**TASK GOAL:**
Set down each entry exactly as given; pictures should not appear in the copy.

**Records from a data source:**
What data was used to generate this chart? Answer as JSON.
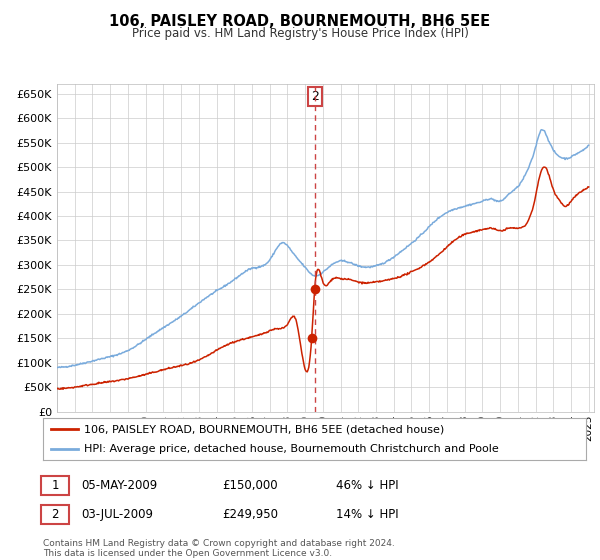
{
  "title": "106, PAISLEY ROAD, BOURNEMOUTH, BH6 5EE",
  "subtitle": "Price paid vs. HM Land Registry's House Price Index (HPI)",
  "legend_line1": "106, PAISLEY ROAD, BOURNEMOUTH, BH6 5EE (detached house)",
  "legend_line2": "HPI: Average price, detached house, Bournemouth Christchurch and Poole",
  "transaction1_label": "1",
  "transaction1_date": "05-MAY-2009",
  "transaction1_price": "£150,000",
  "transaction1_hpi": "46% ↓ HPI",
  "transaction1_x": 2009.37,
  "transaction1_y": 150000,
  "transaction2_label": "2",
  "transaction2_date": "03-JUL-2009",
  "transaction2_price": "£249,950",
  "transaction2_hpi": "14% ↓ HPI",
  "transaction2_x": 2009.54,
  "transaction2_y": 249950,
  "vline_x": 2009.54,
  "footnote": "Contains HM Land Registry data © Crown copyright and database right 2024.\nThis data is licensed under the Open Government Licence v3.0.",
  "hpi_color": "#7aabdc",
  "price_color": "#cc2200",
  "vline_color": "#cc4444",
  "background_color": "#ffffff",
  "grid_color": "#cccccc",
  "ylim": [
    0,
    670000
  ],
  "xlim_start": 1995.0,
  "xlim_end": 2025.3
}
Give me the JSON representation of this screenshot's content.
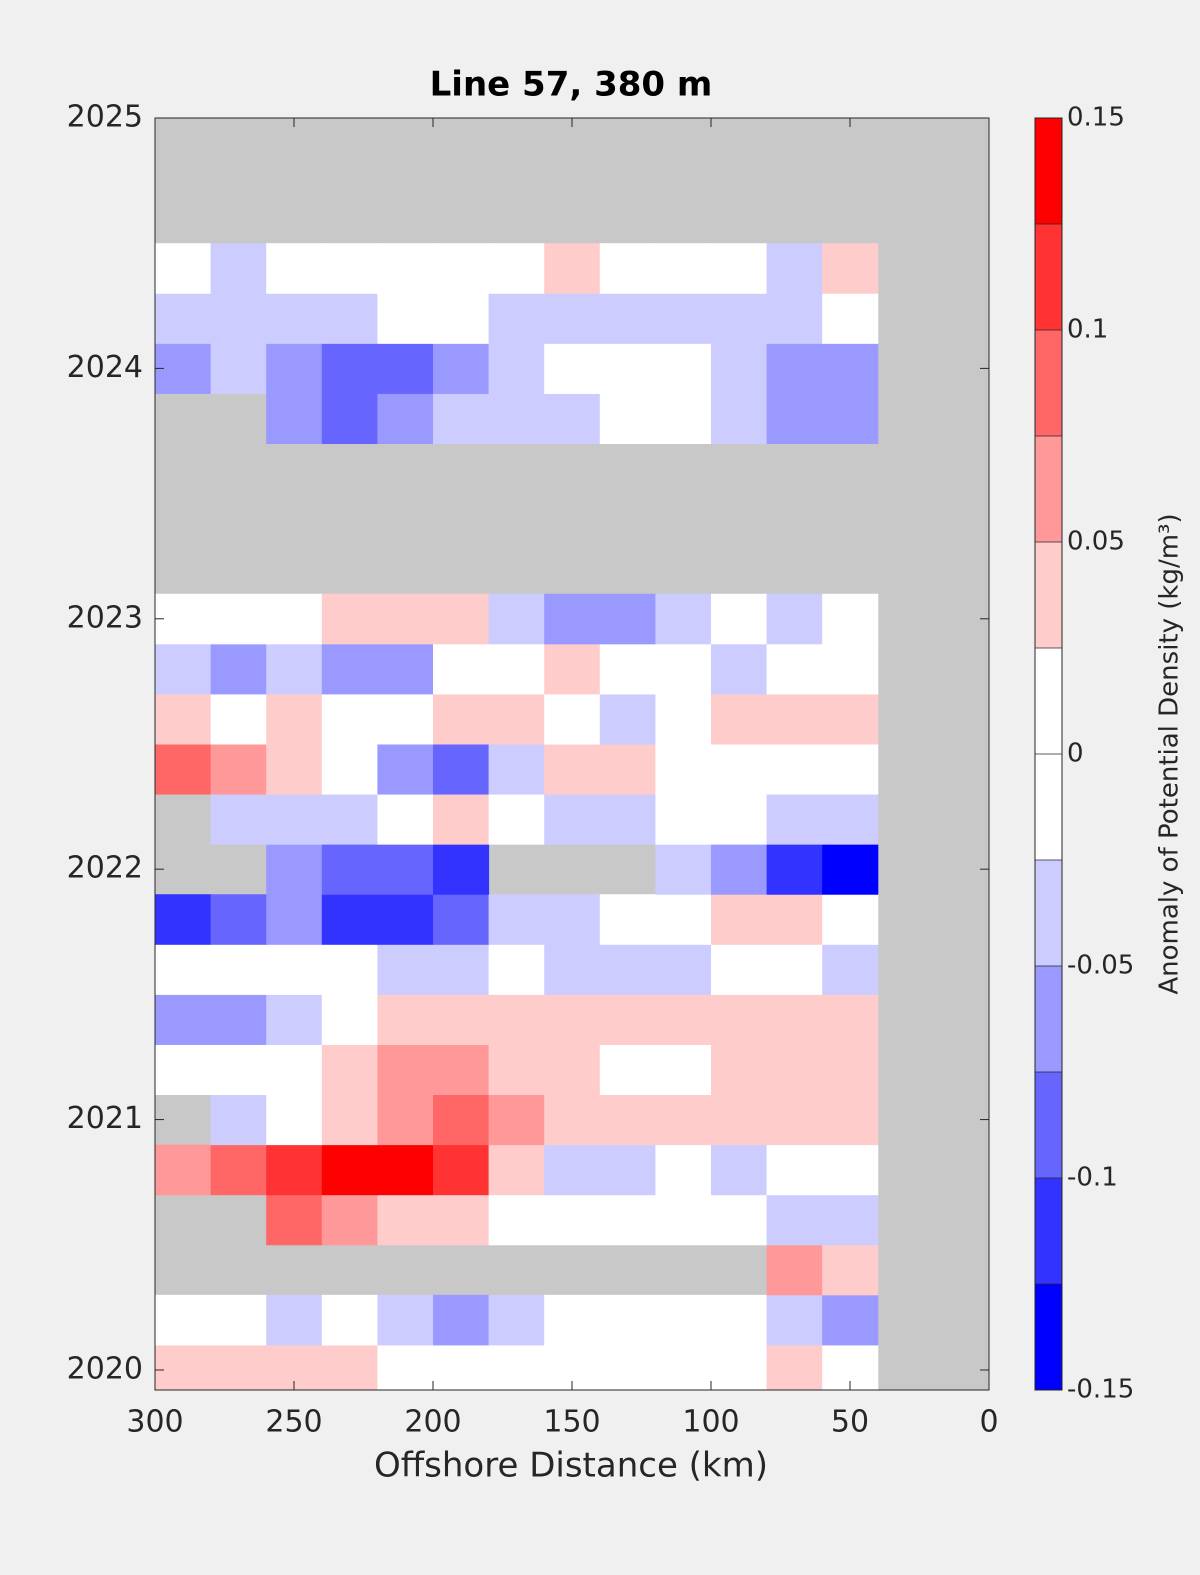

**TASK RESULT:**
What data was used to generate this chart? Answer as JSON.
{
  "title": "106, PAISLEY ROAD, BOURNEMOUTH, BH6 5EE",
  "subtitle": "Price paid vs. HM Land Registry's House Price Index (HPI)",
  "legend_line1": "106, PAISLEY ROAD, BOURNEMOUTH, BH6 5EE (detached house)",
  "legend_line2": "HPI: Average price, detached house, Bournemouth Christchurch and Poole",
  "transaction1_label": "1",
  "transaction1_date": "05-MAY-2009",
  "transaction1_price": "£150,000",
  "transaction1_hpi": "46% ↓ HPI",
  "transaction1_x": 2009.37,
  "transaction1_y": 150000,
  "transaction2_label": "2",
  "transaction2_date": "03-JUL-2009",
  "transaction2_price": "£249,950",
  "transaction2_hpi": "14% ↓ HPI",
  "transaction2_x": 2009.54,
  "transaction2_y": 249950,
  "vline_x": 2009.54,
  "footnote": "Contains HM Land Registry data © Crown copyright and database right 2024.\nThis data is licensed under the Open Government Licence v3.0.",
  "hpi_color": "#7aabdc",
  "price_color": "#cc2200",
  "vline_color": "#cc4444",
  "background_color": "#ffffff",
  "grid_color": "#cccccc",
  "ylim": [
    0,
    670000
  ],
  "xlim_start": 1995.0,
  "xlim_end": 2025.3
}
Give me the JSON representation of this screenshot's content.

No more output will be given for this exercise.